▶ [Dataset entries]:
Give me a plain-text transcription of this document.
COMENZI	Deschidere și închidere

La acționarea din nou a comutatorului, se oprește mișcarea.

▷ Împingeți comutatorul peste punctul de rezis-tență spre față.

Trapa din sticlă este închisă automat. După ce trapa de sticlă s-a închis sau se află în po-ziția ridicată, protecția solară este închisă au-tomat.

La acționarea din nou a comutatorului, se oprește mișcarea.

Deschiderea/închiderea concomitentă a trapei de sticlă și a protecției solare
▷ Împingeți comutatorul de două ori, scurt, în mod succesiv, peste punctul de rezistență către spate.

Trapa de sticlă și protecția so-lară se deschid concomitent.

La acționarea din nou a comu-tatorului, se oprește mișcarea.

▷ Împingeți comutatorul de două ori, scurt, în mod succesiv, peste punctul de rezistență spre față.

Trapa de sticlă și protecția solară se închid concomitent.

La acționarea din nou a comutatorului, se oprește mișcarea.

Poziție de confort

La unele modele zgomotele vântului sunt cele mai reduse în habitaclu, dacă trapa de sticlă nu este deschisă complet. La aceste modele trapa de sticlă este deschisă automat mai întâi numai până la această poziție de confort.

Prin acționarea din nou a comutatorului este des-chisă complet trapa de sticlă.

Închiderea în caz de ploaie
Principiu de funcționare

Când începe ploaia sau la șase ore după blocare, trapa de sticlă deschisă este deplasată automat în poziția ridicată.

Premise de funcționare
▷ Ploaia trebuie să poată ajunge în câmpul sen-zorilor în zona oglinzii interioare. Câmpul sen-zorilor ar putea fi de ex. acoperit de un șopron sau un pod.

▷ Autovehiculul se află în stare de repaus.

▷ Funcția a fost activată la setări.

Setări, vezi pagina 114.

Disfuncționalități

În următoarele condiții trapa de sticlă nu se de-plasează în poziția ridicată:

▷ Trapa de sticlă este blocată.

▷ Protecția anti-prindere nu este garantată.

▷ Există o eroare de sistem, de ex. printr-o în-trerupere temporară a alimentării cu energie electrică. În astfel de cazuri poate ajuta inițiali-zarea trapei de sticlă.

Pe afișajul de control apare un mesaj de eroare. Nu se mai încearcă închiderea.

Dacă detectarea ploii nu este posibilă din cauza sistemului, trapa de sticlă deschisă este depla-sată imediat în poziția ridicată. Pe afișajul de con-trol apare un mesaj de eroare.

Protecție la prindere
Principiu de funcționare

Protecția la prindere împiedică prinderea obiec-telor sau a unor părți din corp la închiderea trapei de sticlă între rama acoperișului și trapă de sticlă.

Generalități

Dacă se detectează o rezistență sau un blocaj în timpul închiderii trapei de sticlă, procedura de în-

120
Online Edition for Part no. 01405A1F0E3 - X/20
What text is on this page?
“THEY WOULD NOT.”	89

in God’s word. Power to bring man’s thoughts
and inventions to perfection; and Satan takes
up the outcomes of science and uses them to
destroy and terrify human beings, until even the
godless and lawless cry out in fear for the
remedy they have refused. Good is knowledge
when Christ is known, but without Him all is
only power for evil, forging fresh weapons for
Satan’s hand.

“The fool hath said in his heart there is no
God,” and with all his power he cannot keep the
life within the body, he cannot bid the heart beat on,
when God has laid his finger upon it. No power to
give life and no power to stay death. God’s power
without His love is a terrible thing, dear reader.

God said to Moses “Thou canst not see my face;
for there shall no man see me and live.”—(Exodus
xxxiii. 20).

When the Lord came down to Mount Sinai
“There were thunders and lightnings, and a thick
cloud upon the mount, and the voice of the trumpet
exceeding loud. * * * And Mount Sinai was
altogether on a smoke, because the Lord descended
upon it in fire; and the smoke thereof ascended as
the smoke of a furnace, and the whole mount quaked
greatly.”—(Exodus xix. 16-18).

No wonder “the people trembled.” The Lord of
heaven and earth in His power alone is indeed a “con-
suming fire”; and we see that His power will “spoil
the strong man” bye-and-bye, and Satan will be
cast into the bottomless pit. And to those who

▶ [What you should do]:
Collect the lines of the records that include the string "Satan".

▶ [Worked answer]:
and inventions to perfection; and Satan takes
Satan’s hand.
the strong man” bye-and-bye, and Satan will be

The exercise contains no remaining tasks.